*The exercise*:
Write each line out exactly, leaving none out.

---*---

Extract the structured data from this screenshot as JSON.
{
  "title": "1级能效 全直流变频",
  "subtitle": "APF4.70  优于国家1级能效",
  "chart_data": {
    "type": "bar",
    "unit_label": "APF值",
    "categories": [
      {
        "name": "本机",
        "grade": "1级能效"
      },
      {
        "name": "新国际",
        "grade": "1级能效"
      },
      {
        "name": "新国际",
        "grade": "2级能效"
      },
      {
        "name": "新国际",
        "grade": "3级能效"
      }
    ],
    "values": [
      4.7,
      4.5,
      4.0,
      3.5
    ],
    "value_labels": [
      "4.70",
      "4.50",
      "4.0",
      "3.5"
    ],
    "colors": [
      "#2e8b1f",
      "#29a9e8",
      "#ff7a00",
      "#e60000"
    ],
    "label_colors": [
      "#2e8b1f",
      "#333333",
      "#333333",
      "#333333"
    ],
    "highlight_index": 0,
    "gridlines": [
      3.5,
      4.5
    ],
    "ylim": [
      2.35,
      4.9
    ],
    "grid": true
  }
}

---*---

*Correct answer*:
Extract the structured data from this screenshot as JSON.
{
  "title": "1级能效 全直流变频",
  "subtitle": "APF4.70  优于国家1级能效",
  "chart_data": {
    "type": "bar",
    "unit_label": "APF值",
    "categories": [
      {
        "name": "本机",
        "grade": "1级能效"
      },
      {
        "name": "新国际",
        "grade": "1级能效"
      },
      {
        "name": "新国际",
        "grade": "2级能效"
      },
      {
        "name": "新国际",
        "grade": "3级能效"
      }
    ],
    "values": [
      4.7,
      4.5,
      4.0,
      3.5
    ],
    "value_labels": [
      "4.70",
      "4.50",
      "4.0",
      "3.5"
    ],
    "colors": [
      "#2e8b1f",
      "#29a9e8",
      "#ff7a00",
      "#e60000"
    ],
    "label_colors": [
      "#2e8b1f",
      "#333333",
      "#333333",
      "#333333"
    ],
    "highlight_index": 0,
    "gridlines": [
      3.5,
      4.5
    ],
    "ylim": [
      2.35,
      4.9
    ],
    "grid": true
  }
}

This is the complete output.